=== SUPPLIED ENTRIES ===

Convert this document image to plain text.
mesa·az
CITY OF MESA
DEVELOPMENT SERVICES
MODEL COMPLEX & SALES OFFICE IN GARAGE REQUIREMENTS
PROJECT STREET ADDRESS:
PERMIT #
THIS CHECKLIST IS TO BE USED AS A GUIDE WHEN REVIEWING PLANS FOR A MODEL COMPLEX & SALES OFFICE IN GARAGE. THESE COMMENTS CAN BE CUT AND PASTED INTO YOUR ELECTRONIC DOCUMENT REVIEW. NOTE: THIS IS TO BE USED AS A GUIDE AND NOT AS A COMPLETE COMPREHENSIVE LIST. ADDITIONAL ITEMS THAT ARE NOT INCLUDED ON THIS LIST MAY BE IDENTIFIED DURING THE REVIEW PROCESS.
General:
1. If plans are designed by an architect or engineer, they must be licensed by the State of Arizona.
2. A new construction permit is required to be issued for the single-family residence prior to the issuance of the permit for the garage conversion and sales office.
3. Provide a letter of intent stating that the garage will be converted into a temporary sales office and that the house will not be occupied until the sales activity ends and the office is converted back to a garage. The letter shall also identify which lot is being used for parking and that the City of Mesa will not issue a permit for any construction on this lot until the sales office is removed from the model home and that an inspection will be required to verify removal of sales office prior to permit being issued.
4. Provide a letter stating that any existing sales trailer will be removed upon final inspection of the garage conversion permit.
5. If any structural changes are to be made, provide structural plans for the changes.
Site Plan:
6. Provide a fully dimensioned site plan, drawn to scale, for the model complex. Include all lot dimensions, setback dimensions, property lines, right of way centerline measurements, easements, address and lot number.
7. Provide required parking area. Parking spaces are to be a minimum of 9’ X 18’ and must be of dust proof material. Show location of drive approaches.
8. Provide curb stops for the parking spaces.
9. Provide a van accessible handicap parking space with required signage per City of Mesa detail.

===

WRITTEN TASK: What do the records say? Quote them all exactly.

EXERCISE OUTPUT:
Convert this document image to plain text.
mesa·az
CITY OF MESA
DEVELOPMENT SERVICES
MODEL COMPLEX & SALES OFFICE IN GARAGE REQUIREMENTS
PROJECT STREET ADDRESS:
PERMIT #
THIS CHECKLIST IS TO BE USED AS A GUIDE WHEN REVIEWING PLANS FOR A MODEL COMPLEX & SALES OFFICE IN GARAGE. THESE COMMENTS CAN BE CUT AND PASTED INTO YOUR ELECTRONIC DOCUMENT REVIEW. NOTE: THIS IS TO BE USED AS A GUIDE AND NOT AS A COMPLETE COMPREHENSIVE LIST. ADDITIONAL ITEMS THAT ARE NOT INCLUDED ON THIS LIST MAY BE IDENTIFIED DURING THE REVIEW PROCESS.
General:
1. If plans are designed by an architect or engineer, they must be licensed by the State of Arizona.
2. A new construction permit is required to be issued for the single-family residence prior to the issuance of the permit for the garage conversion and sales office.
3. Provide a letter of intent stating that the garage will be converted into a temporary sales office and that the house will not be occupied until the sales activity ends and the office is converted back to a garage. The letter shall also identify which lot is being used for parking and that the City of Mesa will not issue a permit for any construction on this lot until the sales office is removed from the model home and that an inspection will be required to verify removal of sales office prior to permit being issued.
4. Provide a letter stating that any existing sales trailer will be removed upon final inspection of the garage conversion permit.
5. If any structural changes are to be made, provide structural plans for the changes.
Site Plan:
6. Provide a fully dimensioned site plan, drawn to scale, for the model complex. Include all lot dimensions, setback dimensions, property lines, right of way centerline measurements, easements, address and lot number.
7. Provide required parking area. Parking spaces are to be a minimum of 9’ X 18’ and must be of dust proof material. Show location of drive approaches.
8. Provide curb stops for the parking spaces.
9. Provide a van accessible handicap parking space with required signage per City of Mesa detail.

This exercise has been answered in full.